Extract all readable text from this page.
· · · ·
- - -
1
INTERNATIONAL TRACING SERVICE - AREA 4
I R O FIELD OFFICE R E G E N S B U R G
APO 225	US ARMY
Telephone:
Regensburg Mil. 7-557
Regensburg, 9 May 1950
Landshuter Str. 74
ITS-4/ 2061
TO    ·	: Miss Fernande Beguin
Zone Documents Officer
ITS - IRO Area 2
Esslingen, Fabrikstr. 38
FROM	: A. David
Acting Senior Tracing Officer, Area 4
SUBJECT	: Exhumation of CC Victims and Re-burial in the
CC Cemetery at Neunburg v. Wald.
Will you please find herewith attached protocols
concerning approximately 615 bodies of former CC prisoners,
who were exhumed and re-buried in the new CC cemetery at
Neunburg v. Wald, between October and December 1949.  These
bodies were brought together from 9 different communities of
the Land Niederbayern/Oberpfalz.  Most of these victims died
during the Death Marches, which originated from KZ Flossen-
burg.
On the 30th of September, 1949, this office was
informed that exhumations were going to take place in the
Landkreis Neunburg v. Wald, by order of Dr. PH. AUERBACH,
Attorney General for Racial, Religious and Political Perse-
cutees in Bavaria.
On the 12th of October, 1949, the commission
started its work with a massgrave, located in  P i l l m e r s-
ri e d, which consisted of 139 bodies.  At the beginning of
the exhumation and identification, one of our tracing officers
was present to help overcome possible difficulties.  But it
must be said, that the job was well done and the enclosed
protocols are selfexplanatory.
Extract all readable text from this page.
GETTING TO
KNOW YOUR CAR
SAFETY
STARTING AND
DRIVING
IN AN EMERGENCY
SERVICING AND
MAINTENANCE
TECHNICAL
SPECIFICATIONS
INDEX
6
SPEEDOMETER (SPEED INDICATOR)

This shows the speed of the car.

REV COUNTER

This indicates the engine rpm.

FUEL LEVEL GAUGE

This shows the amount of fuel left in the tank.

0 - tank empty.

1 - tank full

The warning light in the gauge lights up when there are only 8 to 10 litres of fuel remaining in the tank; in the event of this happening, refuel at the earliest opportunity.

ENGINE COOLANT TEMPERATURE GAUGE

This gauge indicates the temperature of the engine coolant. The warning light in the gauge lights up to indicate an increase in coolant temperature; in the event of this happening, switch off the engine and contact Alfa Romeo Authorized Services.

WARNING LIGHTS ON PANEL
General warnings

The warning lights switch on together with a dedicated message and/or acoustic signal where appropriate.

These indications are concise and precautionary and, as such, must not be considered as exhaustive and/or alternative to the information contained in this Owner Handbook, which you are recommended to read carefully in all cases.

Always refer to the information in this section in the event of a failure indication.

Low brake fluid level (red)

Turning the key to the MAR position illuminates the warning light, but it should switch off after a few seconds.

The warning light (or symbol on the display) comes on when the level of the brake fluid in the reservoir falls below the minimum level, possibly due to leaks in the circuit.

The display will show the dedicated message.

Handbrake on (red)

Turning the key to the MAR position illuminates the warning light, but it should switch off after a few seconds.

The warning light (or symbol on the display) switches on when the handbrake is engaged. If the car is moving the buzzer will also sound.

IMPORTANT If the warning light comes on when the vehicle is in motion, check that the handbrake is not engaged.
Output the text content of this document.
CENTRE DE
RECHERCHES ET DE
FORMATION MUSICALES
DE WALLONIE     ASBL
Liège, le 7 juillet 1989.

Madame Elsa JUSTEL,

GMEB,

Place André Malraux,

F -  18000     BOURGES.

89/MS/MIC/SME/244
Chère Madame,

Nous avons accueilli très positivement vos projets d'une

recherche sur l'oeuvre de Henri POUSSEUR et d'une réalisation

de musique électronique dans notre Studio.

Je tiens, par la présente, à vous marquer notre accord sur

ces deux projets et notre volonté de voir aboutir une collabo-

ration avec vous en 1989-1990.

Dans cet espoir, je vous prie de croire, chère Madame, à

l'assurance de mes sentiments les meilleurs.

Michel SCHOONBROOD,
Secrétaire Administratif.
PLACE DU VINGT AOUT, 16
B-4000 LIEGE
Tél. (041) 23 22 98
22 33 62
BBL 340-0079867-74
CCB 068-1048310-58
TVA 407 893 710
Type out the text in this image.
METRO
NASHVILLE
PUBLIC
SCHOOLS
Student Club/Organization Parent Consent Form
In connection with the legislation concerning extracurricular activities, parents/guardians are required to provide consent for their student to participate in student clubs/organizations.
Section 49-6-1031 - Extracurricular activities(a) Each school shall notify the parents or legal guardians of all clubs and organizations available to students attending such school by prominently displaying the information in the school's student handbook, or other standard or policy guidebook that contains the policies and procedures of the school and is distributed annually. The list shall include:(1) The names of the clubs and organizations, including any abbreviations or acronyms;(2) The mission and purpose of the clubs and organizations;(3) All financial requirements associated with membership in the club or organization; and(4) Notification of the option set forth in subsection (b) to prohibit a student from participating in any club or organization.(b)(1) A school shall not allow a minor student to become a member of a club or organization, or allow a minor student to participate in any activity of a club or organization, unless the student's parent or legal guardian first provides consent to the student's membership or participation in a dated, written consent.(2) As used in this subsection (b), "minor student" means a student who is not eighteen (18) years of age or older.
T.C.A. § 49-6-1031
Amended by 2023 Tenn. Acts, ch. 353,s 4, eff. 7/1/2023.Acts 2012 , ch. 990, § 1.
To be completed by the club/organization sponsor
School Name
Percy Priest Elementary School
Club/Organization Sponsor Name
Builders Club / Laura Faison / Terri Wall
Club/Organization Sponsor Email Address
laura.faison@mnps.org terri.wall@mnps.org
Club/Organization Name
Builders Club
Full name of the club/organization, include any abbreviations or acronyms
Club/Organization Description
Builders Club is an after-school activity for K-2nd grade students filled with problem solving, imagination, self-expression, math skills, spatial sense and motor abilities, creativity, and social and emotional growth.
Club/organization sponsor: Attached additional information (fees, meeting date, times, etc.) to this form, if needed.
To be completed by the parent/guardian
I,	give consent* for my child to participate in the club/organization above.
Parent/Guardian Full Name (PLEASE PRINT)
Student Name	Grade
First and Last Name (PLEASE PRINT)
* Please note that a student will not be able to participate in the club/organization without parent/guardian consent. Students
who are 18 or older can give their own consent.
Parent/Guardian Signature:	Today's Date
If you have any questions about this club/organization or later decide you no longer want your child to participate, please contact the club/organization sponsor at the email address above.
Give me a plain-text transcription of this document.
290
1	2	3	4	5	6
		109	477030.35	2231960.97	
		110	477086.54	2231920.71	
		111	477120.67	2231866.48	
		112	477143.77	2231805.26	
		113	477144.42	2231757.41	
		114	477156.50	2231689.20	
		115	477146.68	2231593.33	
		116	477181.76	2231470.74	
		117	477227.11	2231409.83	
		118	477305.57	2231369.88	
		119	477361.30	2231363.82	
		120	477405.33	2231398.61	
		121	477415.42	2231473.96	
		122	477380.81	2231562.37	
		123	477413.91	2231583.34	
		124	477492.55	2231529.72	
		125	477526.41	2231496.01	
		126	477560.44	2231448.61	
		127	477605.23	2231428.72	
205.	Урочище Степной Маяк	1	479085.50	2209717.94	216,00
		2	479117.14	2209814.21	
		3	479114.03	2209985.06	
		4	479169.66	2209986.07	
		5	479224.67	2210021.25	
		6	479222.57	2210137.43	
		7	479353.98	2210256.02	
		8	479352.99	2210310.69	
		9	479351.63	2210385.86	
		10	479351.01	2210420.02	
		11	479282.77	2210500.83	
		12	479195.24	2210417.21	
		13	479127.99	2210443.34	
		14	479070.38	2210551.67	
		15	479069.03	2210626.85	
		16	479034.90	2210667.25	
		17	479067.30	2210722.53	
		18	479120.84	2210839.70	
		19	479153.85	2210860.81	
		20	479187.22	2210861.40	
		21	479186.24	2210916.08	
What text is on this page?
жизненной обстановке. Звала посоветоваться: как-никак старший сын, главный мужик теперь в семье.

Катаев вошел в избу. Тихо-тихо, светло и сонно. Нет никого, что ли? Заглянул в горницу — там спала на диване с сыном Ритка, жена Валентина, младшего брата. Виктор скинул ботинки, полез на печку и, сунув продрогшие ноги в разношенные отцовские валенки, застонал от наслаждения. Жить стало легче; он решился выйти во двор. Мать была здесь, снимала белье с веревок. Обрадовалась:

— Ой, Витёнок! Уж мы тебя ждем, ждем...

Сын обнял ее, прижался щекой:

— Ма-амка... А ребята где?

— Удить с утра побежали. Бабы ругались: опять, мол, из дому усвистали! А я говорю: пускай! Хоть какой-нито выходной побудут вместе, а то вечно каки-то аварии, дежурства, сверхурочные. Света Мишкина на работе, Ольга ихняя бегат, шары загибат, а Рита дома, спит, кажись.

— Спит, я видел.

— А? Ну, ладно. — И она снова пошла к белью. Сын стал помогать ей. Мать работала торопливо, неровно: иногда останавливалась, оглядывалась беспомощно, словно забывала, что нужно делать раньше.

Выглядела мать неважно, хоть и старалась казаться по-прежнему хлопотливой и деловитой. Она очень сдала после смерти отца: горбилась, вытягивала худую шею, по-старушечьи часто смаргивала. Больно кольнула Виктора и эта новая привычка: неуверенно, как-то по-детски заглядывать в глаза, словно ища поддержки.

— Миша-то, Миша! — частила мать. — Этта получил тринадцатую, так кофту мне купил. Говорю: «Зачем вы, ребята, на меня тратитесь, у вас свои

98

______

Task brief | Find and copy every line in the entries above where the string "message" occurs.

Written solution |
The warning lights switch on together with a dedicated message and/or acoustic signal where appropriate.
The display will show the dedicated message.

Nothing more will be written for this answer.